## Begin

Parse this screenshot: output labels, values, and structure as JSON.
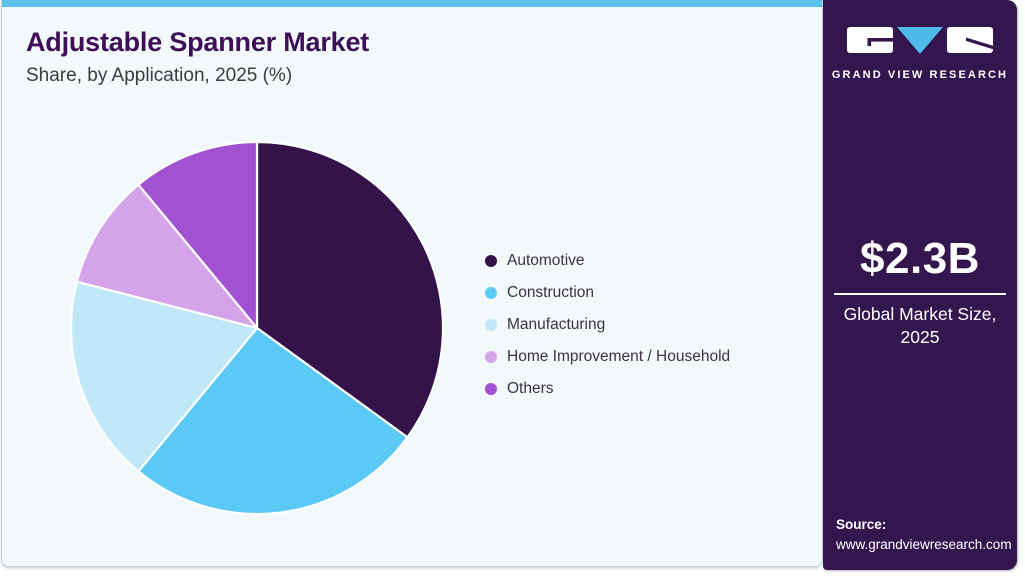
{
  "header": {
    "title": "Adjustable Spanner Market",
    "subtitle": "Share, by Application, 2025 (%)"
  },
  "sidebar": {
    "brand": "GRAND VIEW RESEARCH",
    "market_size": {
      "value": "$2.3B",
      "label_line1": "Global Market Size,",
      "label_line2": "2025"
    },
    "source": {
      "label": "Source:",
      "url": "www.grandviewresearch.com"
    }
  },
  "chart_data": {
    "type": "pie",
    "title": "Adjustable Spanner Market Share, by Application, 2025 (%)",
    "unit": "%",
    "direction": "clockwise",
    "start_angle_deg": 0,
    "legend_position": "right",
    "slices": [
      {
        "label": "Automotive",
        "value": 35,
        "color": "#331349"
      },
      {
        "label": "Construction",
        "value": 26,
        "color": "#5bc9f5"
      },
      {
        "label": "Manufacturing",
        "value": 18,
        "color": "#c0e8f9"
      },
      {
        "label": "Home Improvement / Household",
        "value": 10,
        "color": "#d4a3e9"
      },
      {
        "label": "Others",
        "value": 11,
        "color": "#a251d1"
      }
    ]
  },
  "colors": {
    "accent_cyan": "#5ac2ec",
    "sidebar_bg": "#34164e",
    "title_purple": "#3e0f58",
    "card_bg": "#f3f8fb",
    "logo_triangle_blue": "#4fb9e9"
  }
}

## End
## Begin

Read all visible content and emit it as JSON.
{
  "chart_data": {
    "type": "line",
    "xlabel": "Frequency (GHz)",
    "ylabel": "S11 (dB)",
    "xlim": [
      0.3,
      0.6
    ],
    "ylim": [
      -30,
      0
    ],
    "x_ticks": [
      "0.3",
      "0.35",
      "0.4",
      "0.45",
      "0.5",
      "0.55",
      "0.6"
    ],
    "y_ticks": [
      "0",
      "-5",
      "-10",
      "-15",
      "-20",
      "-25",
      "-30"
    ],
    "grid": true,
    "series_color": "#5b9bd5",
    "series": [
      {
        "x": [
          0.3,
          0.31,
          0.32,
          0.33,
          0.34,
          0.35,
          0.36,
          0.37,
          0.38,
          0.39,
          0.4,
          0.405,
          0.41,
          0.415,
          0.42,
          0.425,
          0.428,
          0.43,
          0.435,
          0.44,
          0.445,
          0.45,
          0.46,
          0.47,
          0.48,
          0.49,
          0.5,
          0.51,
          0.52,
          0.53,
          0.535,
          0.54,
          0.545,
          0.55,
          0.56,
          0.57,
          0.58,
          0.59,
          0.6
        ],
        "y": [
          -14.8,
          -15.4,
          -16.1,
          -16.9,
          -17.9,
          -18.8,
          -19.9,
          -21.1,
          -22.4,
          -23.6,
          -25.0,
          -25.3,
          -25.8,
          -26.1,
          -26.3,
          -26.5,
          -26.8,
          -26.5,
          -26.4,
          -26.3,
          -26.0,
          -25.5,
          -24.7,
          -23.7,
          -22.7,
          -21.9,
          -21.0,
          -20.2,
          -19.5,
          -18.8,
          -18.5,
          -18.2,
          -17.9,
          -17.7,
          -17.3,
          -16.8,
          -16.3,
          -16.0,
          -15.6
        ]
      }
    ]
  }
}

## End

Above are several records. Count the lines among them that contain "Spanner" and give only the total.

2